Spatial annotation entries
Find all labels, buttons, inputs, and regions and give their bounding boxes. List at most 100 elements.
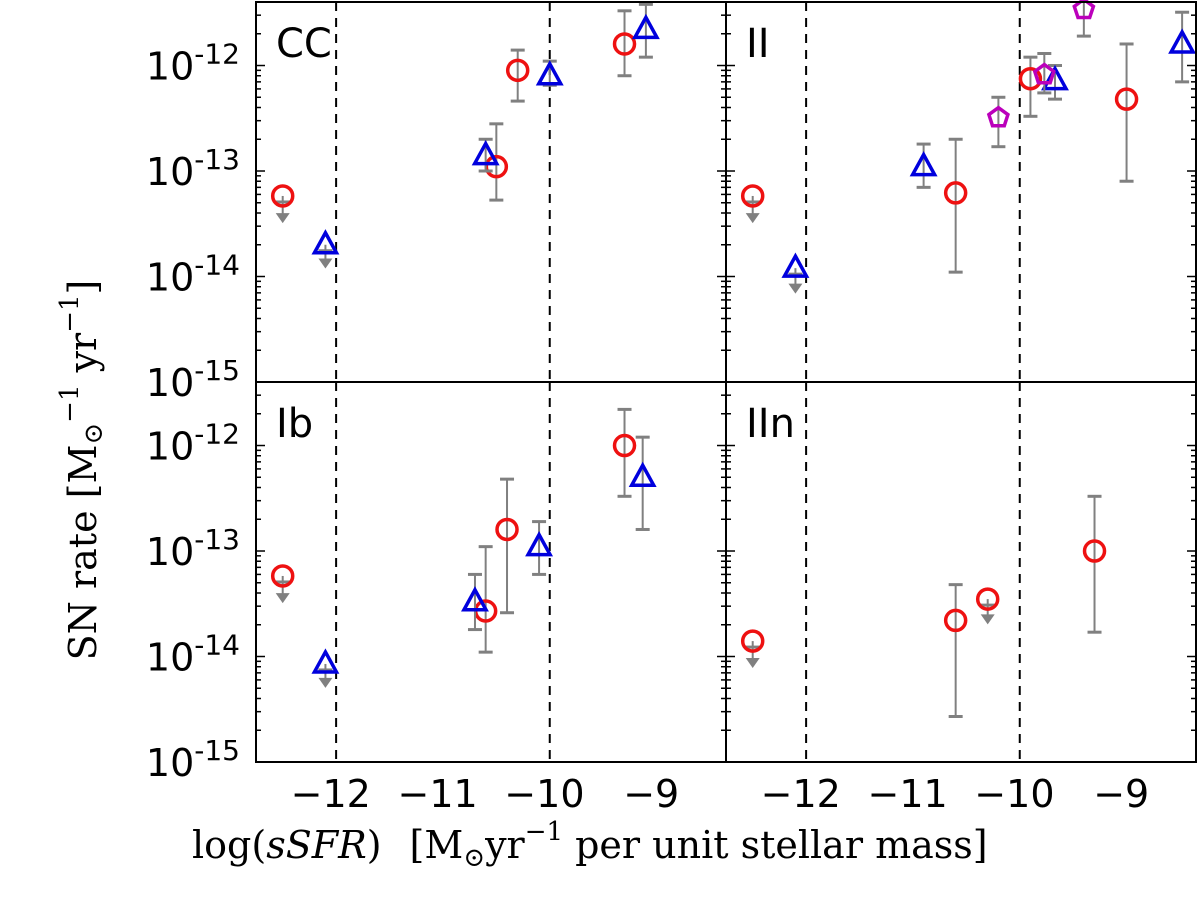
x-tick-label: −12 (761, 772, 841, 816)
panel-iin: IIn (725, 381, 1197, 763)
upper-limit-arrow (318, 677, 333, 688)
upper-limit-arrow (788, 283, 803, 294)
data-point (1032, 51, 1056, 95)
data-point (525, 520, 554, 576)
x-tick-labels: −12 −11 −10 −9 −12 −11 −10 −9 (291, 772, 1150, 816)
data-point (986, 95, 1010, 149)
data-point (1018, 55, 1043, 118)
pentagon-marker (1032, 62, 1056, 85)
circle-marker (740, 184, 765, 208)
circle-marker (495, 517, 519, 542)
triangle-marker (628, 461, 657, 488)
panel-ii: II (725, 0, 1197, 383)
upper-limit-arrow (275, 213, 290, 224)
series-circle (270, 9, 637, 224)
data-point (461, 572, 489, 632)
y-tick-labels: 10-15 10-14 10-13 10-12 10-15 10-14 10-13 10-12 (146, 38, 240, 785)
triangle-marker (311, 648, 340, 674)
circle-marker (943, 608, 968, 633)
circle-marker (1082, 539, 1107, 563)
data-point (1082, 494, 1107, 634)
triangle-marker (1041, 64, 1069, 91)
circle-marker (1018, 66, 1043, 91)
data-point (471, 137, 500, 173)
data-point (909, 142, 938, 189)
data-point (1041, 64, 1069, 101)
triangle-marker (535, 60, 564, 86)
y-ticks (726, 381, 1196, 763)
data-point (631, 2, 660, 59)
y-tick-label: 10-12 (146, 418, 240, 469)
series-circle (740, 42, 1139, 274)
panel-ib: Ib (255, 381, 727, 763)
data-point (612, 407, 637, 498)
y-axis-title: SN rate [M⊙−1 yr−1] (55, 280, 109, 661)
data-point (270, 564, 295, 604)
data-point (943, 583, 968, 718)
y-tick-label: 10-14 (146, 249, 240, 300)
y-ticks (726, 1, 1196, 383)
circle-marker (740, 629, 765, 653)
data-point (975, 587, 1000, 625)
x-tick-label: −9 (623, 772, 679, 816)
data-point (505, 48, 530, 103)
data-point (943, 137, 968, 274)
circle-marker (1114, 87, 1139, 111)
series-triangle (311, 2, 660, 269)
y-tick-label: 10-14 (146, 629, 240, 680)
data-point (311, 648, 340, 688)
circle-marker (612, 433, 637, 458)
circle-marker (943, 181, 968, 205)
x-tick-label: −10 (504, 772, 584, 816)
triangle-marker (471, 139, 500, 166)
circle-marker (975, 587, 1000, 611)
circle-marker (270, 184, 295, 208)
panel-title: II (746, 21, 770, 67)
panel-title: Ib (276, 401, 313, 447)
series-pentagon (986, 0, 1096, 149)
triangle-marker (909, 151, 938, 177)
upper-limit-arrow (980, 614, 995, 625)
upper-limit-arrow (275, 593, 290, 604)
upper-limit-arrow (318, 258, 333, 269)
series-triangle (781, 10, 1197, 294)
x-tick-label: −11 (867, 772, 947, 816)
data-point (612, 9, 637, 78)
y-ticks (256, 381, 726, 763)
circle-marker (612, 32, 637, 56)
upper-limit-arrow (745, 213, 760, 224)
data-point (740, 629, 765, 668)
triangle-marker (781, 252, 810, 278)
panel-frame (255, 381, 727, 763)
series-triangle (311, 435, 657, 688)
circle-marker (270, 564, 295, 588)
data-point (1114, 42, 1139, 183)
triangle-marker (461, 586, 489, 612)
data-point (628, 435, 657, 531)
triangle-marker (311, 229, 340, 255)
data-point (1168, 10, 1197, 84)
triangle-marker (631, 13, 660, 40)
x-tick-label: −12 (291, 772, 371, 816)
data-point (781, 252, 810, 294)
data-point (495, 477, 519, 615)
x-tick-label: −9 (1093, 772, 1149, 816)
pentagon-marker (986, 105, 1010, 128)
pentagon-marker (1072, 0, 1096, 20)
data-point (740, 184, 765, 224)
panel-frame (725, 1, 1197, 383)
panels: CC II Ib IIn (255, 0, 1197, 763)
data-point (270, 184, 295, 224)
panel-frame (725, 381, 1197, 763)
data-point (311, 229, 340, 269)
data-point (1072, 0, 1096, 38)
y-tick-label: 10-13 (146, 143, 240, 194)
x-axis-title: log(sSFR) [M⊙yr−1 per unit stellar mass] (192, 817, 988, 873)
y-tick-label: 10-13 (146, 523, 240, 574)
data-point (535, 59, 564, 87)
y-tick-label: 10-15 (146, 734, 240, 785)
triangle-marker (1168, 28, 1197, 54)
panel-title: CC (276, 21, 332, 67)
upper-limit-arrow (745, 657, 760, 668)
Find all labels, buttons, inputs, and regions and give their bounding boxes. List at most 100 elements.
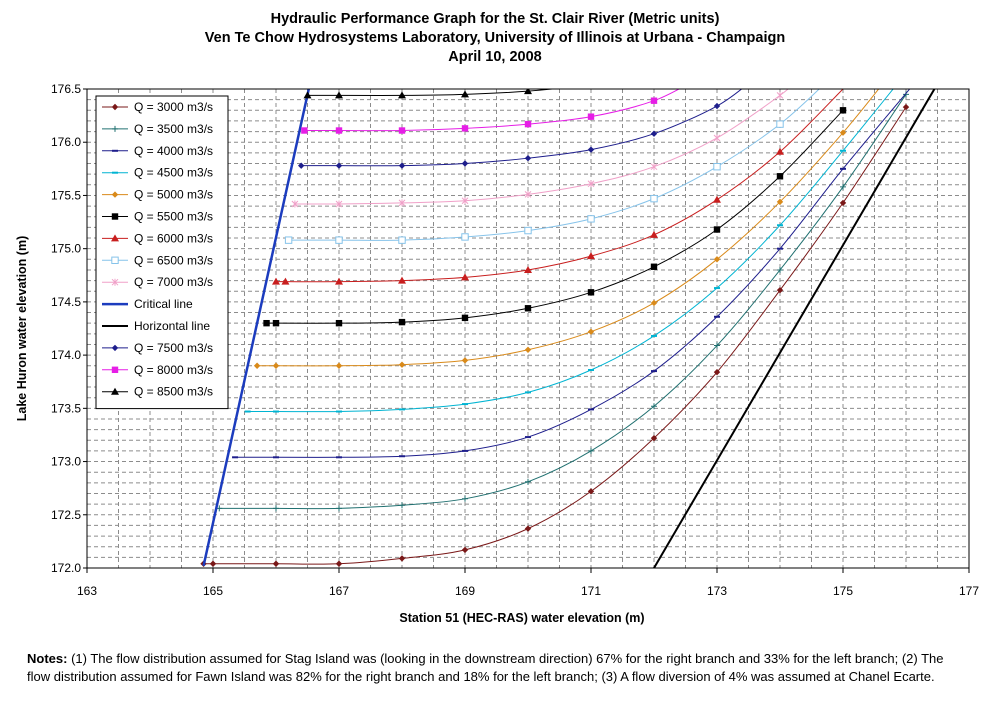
series-12 <box>298 89 743 169</box>
legend-swatch-marker <box>111 366 119 373</box>
data-point <box>281 277 290 285</box>
data-point <box>335 277 343 285</box>
chart-title-block: Hydraulic Performance Graph for the St. … <box>0 10 990 67</box>
legend-item: Q = 6500 m3/s <box>102 253 213 267</box>
data-point <box>461 90 469 98</box>
y-axis-ticks: 172.0 172.5 173.0 173.5 174.0 174.5 175.0 175.5… <box>51 82 87 575</box>
data-point <box>398 236 406 244</box>
data-point <box>714 342 720 349</box>
data-point <box>713 163 721 171</box>
data-point <box>650 97 658 104</box>
x-tick-label: 171 <box>581 584 601 598</box>
data-point <box>461 233 469 241</box>
legend-label: Q = 5000 m3/s <box>134 188 213 202</box>
data-point <box>777 266 783 273</box>
legend-label: Q = 3500 m3/s <box>134 122 213 136</box>
data-point <box>272 319 280 327</box>
data-point <box>272 362 280 369</box>
data-point <box>461 125 469 132</box>
data-point <box>776 198 784 206</box>
data-point <box>398 318 406 326</box>
legend-swatch-marker <box>111 191 119 198</box>
legend: Q = 3000 m3/s Q = 3500 m3/s Q = 4000 m3/s Q… <box>95 95 229 410</box>
data-point <box>398 127 406 134</box>
legend-item: Critical line <box>102 297 193 311</box>
legend-swatch-marker <box>111 213 119 220</box>
y-tick-label: 172.0 <box>51 561 81 575</box>
notes-text: (1) The flow distribution assumed for St… <box>27 651 944 684</box>
series-line <box>304 89 681 132</box>
data-point <box>273 505 279 512</box>
data-point <box>462 495 468 502</box>
legend-item: Q = 4500 m3/s <box>102 166 213 180</box>
data-point <box>524 265 532 273</box>
data-point <box>524 346 532 353</box>
data-point <box>587 113 595 120</box>
legend-box <box>95 95 229 410</box>
data-point <box>253 362 261 369</box>
legend-swatch-marker <box>111 256 119 265</box>
series-line <box>653 89 936 568</box>
x-tick-label: 173 <box>707 584 727 598</box>
legend-item: Q = 7000 m3/s <box>102 275 213 289</box>
x-axis-ticks: 163 165 167 169 171 173 175 177 <box>77 568 979 598</box>
data-point <box>903 91 909 98</box>
legend-swatch-marker <box>111 387 119 395</box>
data-point <box>335 560 343 567</box>
data-point <box>209 560 217 567</box>
chart-title: Hydraulic Performance Graph for the St. … <box>270 11 720 27</box>
legend-label: Horizontal line <box>134 319 210 333</box>
legend-label: Q = 7500 m3/s <box>134 341 213 355</box>
legend-swatch-marker <box>111 234 119 242</box>
data-point <box>713 134 721 142</box>
legend-item: Horizontal line <box>102 319 210 333</box>
data-point <box>303 91 312 99</box>
series-line <box>294 89 789 205</box>
hydraulic-performance-chart: 163 165 167 169 171 173 175 177172.0172.5173.01… <box>15 82 979 625</box>
data-point <box>650 434 658 442</box>
data-point <box>776 173 784 180</box>
data-point <box>398 361 406 368</box>
legend-item: Q = 8500 m3/s <box>102 385 213 399</box>
data-point <box>461 357 469 364</box>
series-4 <box>244 89 894 413</box>
series-11 <box>653 89 936 568</box>
series-3 <box>232 89 911 459</box>
y-tick-label: 175.5 <box>51 188 81 202</box>
legend-label: Q = 4500 m3/s <box>134 166 213 180</box>
data-point <box>650 130 658 137</box>
data-point <box>284 236 293 244</box>
legend-label: Critical line <box>134 297 193 311</box>
data-point <box>399 502 405 509</box>
legend-label: Q = 5500 m3/s <box>134 210 213 224</box>
data-point <box>524 89 532 95</box>
data-point <box>398 199 406 207</box>
y-tick-label: 174.0 <box>51 348 81 362</box>
data-point <box>524 226 532 235</box>
data-point <box>398 555 406 562</box>
data-point <box>263 319 270 327</box>
legend-item: Q = 5500 m3/s <box>102 210 213 224</box>
y-tick-label: 174.5 <box>51 295 81 309</box>
legend-swatch-marker <box>111 344 119 352</box>
data-point <box>291 200 299 208</box>
legend-item: Q = 4000 m3/s <box>102 144 213 158</box>
data-point <box>335 236 343 244</box>
data-point <box>335 127 343 134</box>
data-point <box>839 107 847 114</box>
data-point <box>301 127 308 134</box>
data-point <box>461 197 469 205</box>
y-tick-label: 172.5 <box>51 508 81 522</box>
chart-date: April 10, 2008 <box>448 49 542 65</box>
legend-swatch-marker <box>111 103 119 111</box>
data-point <box>272 560 280 567</box>
data-point <box>587 488 595 495</box>
data-point <box>298 162 305 169</box>
notes-label: Notes: <box>27 651 68 666</box>
data-point <box>461 546 469 554</box>
y-tick-label: 176.0 <box>51 135 81 149</box>
legend-label: Q = 8500 m3/s <box>134 385 213 399</box>
data-point <box>587 146 595 153</box>
data-point <box>398 162 406 169</box>
series-7 <box>272 89 844 285</box>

Written exercise:
Copy the lines of the entries word for word, beginning at the line containing "series-12 <box>298 89 743 169</box>" and finishing at the line containing "data-point <box>461 90 469 98</box>", with both of those lines included.

Written answer:
series-12 <box>298 89 743 169</box>
legend-swatch-marker <box>111 366 119 373</box>
data-point <box>281 277 290 285</box>
data-point <box>335 277 343 285</box>
chart-title-block: Hydraulic Performance Graph for the St. … <box>0 10 990 67</box>
legend-item: Q = 6500 m3/s <box>102 253 213 267</box>
data-point <box>461 90 469 98</box>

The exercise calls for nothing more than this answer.